◆ Exercise task
Reproduce, word for word, the lines of the items that start at the line containing "Give bounding boxes" and end with the line containing "edge-left-3 [107, 319, 108, 336]", including both.

Layout coordinate data
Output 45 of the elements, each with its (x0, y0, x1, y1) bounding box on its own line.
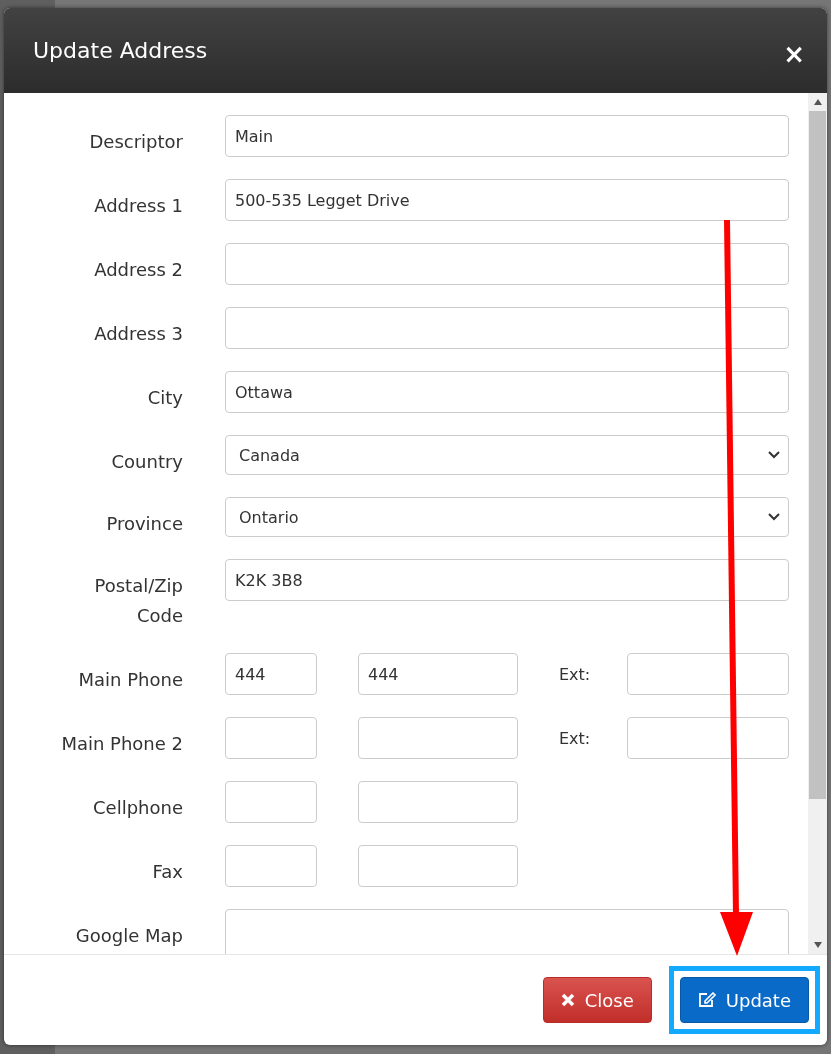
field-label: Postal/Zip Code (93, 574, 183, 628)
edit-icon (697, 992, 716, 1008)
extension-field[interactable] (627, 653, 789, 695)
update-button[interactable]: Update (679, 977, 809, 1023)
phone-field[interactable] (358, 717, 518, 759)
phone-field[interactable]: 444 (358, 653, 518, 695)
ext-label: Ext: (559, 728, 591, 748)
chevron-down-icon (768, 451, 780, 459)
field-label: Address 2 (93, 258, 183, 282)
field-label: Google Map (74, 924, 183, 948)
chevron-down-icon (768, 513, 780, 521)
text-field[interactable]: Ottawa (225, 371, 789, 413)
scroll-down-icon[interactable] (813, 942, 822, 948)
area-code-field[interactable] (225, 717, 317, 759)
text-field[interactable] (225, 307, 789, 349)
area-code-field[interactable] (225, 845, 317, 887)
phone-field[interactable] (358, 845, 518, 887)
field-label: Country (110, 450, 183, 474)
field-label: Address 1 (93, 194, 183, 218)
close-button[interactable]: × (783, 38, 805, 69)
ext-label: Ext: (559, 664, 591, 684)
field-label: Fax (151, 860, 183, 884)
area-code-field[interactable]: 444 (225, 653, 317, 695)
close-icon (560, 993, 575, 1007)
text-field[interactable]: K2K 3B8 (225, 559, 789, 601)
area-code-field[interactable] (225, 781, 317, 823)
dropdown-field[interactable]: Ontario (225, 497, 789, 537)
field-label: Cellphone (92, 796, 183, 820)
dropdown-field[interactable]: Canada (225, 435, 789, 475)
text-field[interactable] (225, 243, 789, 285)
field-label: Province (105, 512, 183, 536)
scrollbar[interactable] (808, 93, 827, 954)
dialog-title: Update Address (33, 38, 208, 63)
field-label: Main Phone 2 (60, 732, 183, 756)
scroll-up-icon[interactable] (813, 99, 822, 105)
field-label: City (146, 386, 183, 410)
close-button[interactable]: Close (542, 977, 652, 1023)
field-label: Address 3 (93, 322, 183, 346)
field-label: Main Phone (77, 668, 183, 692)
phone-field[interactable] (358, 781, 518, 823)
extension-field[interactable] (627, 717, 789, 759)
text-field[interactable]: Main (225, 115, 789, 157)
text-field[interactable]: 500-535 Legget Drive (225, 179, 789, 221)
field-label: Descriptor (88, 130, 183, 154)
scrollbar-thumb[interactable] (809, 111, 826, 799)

---

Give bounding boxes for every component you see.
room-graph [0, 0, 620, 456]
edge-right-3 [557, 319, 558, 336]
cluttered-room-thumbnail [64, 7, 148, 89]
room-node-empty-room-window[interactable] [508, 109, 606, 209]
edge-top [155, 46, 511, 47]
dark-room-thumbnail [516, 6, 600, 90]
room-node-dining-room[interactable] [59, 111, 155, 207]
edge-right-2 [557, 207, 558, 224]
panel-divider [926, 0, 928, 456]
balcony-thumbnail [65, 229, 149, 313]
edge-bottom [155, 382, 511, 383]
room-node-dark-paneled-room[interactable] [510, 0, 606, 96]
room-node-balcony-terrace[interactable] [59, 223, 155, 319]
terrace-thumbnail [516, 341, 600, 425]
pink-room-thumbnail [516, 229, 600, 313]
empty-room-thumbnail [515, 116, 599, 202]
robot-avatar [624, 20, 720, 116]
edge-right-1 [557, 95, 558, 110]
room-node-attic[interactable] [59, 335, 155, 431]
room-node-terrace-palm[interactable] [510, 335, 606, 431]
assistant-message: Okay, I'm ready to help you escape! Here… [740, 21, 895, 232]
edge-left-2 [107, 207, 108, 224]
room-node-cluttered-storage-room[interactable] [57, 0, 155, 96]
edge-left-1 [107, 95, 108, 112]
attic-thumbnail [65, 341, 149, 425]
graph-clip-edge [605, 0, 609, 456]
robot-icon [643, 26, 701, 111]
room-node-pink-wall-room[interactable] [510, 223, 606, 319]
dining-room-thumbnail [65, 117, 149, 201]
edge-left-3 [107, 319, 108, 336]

* * *

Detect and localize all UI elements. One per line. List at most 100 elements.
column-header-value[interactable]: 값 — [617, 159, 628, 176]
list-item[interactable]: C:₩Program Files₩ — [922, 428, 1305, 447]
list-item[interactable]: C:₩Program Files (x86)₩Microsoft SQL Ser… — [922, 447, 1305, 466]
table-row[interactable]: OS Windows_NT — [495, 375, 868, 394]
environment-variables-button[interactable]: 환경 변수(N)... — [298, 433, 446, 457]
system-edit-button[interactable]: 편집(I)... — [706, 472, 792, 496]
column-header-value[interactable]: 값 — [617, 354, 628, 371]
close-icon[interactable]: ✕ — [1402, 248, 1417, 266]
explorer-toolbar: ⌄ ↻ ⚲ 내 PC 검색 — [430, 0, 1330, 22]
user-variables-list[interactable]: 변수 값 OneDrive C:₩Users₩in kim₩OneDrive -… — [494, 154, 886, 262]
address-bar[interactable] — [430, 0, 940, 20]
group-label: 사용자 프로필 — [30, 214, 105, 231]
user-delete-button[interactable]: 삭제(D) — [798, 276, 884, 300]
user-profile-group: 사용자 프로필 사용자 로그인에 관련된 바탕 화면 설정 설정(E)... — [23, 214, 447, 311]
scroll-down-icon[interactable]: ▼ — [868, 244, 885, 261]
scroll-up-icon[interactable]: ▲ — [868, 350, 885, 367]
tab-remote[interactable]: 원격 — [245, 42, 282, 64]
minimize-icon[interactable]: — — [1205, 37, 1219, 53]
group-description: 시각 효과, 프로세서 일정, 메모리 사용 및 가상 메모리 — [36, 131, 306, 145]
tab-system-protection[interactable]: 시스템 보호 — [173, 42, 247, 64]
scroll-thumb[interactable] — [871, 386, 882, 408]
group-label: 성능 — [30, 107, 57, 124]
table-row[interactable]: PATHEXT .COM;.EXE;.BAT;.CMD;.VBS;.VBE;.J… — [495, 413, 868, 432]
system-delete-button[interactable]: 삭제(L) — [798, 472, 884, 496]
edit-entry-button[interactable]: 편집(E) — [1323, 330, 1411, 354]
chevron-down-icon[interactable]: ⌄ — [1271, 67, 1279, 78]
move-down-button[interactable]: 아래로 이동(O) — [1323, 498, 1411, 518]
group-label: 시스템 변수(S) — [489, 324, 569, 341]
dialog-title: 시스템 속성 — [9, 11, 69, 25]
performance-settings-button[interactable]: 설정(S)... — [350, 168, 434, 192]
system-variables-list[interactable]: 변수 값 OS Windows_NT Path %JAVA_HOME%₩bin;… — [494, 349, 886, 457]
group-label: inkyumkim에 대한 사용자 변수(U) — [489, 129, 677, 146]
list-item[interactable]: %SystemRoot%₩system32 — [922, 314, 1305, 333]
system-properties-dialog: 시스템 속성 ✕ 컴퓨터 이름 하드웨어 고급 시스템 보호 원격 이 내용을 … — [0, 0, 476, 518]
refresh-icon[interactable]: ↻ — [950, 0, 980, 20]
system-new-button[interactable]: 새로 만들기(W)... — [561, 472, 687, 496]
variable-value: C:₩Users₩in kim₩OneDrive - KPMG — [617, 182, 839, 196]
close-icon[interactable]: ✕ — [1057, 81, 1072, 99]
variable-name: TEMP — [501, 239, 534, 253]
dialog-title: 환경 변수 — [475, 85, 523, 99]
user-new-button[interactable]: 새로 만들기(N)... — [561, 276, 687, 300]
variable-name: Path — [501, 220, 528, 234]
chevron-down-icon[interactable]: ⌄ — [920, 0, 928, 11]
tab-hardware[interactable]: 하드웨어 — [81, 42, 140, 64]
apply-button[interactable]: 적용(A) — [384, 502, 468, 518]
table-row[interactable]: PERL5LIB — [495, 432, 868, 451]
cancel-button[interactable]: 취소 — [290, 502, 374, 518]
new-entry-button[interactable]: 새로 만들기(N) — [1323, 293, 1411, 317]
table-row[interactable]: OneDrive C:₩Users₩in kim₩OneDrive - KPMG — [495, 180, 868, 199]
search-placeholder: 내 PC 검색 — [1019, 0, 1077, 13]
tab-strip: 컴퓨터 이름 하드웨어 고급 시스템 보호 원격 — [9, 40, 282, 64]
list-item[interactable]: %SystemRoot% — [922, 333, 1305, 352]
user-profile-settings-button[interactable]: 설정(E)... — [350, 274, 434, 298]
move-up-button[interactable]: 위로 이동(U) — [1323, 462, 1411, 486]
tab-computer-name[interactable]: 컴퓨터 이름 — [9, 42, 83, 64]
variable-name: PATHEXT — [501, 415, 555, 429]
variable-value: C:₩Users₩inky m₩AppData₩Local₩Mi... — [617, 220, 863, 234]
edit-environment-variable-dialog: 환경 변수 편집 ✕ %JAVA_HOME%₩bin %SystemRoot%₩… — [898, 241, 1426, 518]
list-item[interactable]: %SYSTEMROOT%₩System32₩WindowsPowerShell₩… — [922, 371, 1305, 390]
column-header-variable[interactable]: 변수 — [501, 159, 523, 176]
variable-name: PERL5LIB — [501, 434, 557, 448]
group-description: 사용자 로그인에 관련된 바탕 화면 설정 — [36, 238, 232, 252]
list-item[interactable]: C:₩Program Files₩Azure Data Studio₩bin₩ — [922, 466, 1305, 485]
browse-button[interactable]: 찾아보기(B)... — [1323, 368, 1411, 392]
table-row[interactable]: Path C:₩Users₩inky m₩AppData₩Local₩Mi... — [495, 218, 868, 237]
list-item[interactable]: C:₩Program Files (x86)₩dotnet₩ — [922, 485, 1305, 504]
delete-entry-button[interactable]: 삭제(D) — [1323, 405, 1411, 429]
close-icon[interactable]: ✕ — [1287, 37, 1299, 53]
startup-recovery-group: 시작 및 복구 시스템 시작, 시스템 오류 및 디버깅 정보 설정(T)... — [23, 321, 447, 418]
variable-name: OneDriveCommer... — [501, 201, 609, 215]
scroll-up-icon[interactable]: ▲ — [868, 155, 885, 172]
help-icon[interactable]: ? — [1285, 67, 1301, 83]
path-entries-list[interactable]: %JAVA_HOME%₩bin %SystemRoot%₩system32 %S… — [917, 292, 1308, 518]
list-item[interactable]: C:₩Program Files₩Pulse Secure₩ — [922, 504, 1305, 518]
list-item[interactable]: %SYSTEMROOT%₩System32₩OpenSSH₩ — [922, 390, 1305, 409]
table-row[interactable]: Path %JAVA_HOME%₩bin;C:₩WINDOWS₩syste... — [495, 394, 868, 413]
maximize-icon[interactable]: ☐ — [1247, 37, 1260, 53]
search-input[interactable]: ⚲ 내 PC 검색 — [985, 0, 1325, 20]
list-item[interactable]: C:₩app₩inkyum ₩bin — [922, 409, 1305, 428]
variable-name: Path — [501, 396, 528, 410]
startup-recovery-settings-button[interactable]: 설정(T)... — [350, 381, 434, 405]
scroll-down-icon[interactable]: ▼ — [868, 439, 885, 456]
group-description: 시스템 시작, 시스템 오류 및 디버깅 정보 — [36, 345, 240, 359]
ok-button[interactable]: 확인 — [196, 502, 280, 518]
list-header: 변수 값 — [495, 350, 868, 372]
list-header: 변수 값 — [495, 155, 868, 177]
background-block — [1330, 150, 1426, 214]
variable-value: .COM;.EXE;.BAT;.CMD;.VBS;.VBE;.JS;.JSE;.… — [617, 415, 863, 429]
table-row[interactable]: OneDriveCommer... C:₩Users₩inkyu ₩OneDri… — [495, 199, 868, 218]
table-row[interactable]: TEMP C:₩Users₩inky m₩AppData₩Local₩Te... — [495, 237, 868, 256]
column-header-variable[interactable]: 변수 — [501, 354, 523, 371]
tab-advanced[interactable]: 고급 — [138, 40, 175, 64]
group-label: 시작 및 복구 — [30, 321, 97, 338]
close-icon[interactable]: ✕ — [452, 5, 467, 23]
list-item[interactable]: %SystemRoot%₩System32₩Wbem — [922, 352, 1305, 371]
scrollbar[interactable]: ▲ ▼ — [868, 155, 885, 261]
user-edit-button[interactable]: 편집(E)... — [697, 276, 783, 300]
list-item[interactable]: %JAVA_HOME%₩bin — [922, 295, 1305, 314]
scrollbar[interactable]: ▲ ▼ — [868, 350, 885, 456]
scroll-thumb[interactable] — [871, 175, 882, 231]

◆ Exercise answer
Give bounding boxes for every component you see.
room-graph [0, 0, 620, 456]
edge-right-3 [557, 319, 558, 336]
cluttered-room-thumbnail [64, 7, 148, 89]
room-node-empty-room-window[interactable] [508, 109, 606, 209]
edge-top [155, 46, 511, 47]
dark-room-thumbnail [516, 6, 600, 90]
room-node-dining-room[interactable] [59, 111, 155, 207]
edge-right-2 [557, 207, 558, 224]
panel-divider [926, 0, 928, 456]
balcony-thumbnail [65, 229, 149, 313]
edge-bottom [155, 382, 511, 383]
room-node-dark-paneled-room[interactable] [510, 0, 606, 96]
room-node-balcony-terrace[interactable] [59, 223, 155, 319]
terrace-thumbnail [516, 341, 600, 425]
pink-room-thumbnail [516, 229, 600, 313]
empty-room-thumbnail [515, 116, 599, 202]
robot-avatar [624, 20, 720, 116]
edge-right-1 [557, 95, 558, 110]
room-node-attic[interactable] [59, 335, 155, 431]
room-node-terrace-palm[interactable] [510, 335, 606, 431]
assistant-message: Okay, I'm ready to help you escape! Here… [740, 21, 895, 232]
edge-left-2 [107, 207, 108, 224]
room-node-cluttered-storage-room[interactable] [57, 0, 155, 96]
edge-left-1 [107, 95, 108, 112]
attic-thumbnail [65, 341, 149, 425]
graph-clip-edge [605, 0, 609, 456]
robot-icon [643, 26, 701, 111]
room-node-pink-wall-room[interactable] [510, 223, 606, 319]
dining-room-thumbnail [65, 117, 149, 201]
edge-left-3 [107, 319, 108, 336]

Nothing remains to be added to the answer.